§ **Supplied entries**
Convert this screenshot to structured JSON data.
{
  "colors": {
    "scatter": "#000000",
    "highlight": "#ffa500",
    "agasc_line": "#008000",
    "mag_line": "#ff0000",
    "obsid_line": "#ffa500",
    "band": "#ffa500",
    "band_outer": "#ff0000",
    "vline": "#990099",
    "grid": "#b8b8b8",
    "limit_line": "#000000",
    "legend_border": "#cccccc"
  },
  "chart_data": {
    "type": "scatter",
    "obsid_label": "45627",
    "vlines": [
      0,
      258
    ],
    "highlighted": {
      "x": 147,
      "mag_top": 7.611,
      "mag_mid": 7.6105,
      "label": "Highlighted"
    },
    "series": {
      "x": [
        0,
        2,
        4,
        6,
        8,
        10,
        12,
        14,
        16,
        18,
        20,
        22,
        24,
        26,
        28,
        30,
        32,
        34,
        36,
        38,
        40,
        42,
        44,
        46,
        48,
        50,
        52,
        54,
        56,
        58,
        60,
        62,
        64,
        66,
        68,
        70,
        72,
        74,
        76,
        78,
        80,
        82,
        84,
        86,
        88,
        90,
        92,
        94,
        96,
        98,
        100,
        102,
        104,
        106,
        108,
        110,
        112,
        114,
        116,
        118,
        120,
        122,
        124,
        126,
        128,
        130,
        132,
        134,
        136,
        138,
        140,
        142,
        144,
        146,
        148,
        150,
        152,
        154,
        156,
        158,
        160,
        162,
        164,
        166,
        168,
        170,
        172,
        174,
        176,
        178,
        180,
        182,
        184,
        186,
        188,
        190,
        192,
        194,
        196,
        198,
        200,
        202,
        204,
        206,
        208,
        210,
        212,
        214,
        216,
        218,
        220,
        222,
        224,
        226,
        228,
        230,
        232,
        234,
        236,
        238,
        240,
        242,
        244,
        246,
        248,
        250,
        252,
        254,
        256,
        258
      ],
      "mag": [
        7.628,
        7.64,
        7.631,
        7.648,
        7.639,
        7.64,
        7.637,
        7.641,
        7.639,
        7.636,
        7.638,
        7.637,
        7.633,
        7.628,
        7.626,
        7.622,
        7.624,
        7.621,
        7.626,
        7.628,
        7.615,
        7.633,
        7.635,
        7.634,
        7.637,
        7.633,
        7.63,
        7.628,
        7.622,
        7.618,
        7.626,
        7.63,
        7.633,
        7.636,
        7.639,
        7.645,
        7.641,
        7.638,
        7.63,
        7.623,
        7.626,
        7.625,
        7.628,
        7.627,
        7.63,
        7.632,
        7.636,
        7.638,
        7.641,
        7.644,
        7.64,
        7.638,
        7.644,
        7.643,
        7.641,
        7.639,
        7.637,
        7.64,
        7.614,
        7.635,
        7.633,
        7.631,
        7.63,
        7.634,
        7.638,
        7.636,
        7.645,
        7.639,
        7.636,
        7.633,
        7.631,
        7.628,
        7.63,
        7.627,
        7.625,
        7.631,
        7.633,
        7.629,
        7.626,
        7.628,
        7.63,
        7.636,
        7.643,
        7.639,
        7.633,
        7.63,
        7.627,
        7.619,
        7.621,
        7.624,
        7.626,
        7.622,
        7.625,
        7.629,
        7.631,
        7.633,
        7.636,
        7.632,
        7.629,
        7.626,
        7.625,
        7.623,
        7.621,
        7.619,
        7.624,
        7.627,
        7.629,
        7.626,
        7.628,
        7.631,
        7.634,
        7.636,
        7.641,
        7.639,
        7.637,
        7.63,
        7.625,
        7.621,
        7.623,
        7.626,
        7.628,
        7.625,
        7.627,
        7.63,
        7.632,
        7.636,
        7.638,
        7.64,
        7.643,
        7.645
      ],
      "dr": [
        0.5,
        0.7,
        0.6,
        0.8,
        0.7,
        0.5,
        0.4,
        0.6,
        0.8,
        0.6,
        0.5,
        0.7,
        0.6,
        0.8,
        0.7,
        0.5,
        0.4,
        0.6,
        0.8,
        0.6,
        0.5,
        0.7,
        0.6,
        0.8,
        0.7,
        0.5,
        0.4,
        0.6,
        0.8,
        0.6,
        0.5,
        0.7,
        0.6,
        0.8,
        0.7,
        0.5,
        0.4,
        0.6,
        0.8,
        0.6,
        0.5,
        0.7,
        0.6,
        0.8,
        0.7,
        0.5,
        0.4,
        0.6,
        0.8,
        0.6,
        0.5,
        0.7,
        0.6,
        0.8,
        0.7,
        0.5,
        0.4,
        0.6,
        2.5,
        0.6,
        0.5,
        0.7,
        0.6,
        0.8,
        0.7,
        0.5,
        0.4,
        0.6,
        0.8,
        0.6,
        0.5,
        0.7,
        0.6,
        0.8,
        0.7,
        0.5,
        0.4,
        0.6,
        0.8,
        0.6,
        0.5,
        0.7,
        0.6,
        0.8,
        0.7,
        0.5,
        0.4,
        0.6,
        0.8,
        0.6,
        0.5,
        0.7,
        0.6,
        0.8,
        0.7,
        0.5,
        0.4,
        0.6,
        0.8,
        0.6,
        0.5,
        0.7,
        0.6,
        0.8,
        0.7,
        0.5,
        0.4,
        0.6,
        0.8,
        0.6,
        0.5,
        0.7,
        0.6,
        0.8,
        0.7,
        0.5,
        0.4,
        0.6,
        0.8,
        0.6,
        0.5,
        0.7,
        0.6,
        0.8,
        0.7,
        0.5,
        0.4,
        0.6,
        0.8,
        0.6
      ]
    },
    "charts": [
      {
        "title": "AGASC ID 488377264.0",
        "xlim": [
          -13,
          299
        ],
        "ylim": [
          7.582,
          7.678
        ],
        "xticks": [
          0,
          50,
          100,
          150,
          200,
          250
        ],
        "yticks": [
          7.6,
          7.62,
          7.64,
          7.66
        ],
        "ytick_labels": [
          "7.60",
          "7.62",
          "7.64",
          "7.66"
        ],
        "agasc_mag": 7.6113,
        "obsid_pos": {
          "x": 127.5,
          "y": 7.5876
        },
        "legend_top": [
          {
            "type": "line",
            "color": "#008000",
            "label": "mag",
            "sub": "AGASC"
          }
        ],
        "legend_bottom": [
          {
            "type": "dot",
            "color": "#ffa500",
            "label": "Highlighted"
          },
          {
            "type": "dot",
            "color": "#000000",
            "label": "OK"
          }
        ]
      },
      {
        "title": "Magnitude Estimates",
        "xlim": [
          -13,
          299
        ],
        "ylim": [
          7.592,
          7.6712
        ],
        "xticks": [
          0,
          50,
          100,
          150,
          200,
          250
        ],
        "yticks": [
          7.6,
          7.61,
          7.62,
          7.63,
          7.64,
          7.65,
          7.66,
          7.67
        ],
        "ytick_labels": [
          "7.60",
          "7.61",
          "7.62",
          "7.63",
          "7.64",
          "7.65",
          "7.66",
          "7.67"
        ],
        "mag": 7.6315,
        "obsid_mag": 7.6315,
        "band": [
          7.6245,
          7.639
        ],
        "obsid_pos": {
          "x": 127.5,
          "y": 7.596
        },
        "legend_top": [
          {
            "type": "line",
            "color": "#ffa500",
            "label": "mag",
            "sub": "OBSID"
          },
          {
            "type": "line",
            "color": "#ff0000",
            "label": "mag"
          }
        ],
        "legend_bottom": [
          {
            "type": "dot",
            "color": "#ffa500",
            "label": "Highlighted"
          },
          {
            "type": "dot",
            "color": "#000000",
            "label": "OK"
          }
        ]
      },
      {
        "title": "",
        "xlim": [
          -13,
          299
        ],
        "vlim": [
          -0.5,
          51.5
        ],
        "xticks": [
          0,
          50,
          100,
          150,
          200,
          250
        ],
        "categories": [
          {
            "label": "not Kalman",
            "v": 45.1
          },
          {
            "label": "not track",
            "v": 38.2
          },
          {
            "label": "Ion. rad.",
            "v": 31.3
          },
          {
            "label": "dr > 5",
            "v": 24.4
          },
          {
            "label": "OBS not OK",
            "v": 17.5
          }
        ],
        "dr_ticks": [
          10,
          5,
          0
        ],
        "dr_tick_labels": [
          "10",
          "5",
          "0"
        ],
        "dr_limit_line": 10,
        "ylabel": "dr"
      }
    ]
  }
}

§ **Aim**
Identify each line in the records above containing the word "title"; copy those lines.

§ **Reply to the task**
        "title": "AGASC ID 488377264.0",
        "title": "Magnitude Estimates",
        "title": "",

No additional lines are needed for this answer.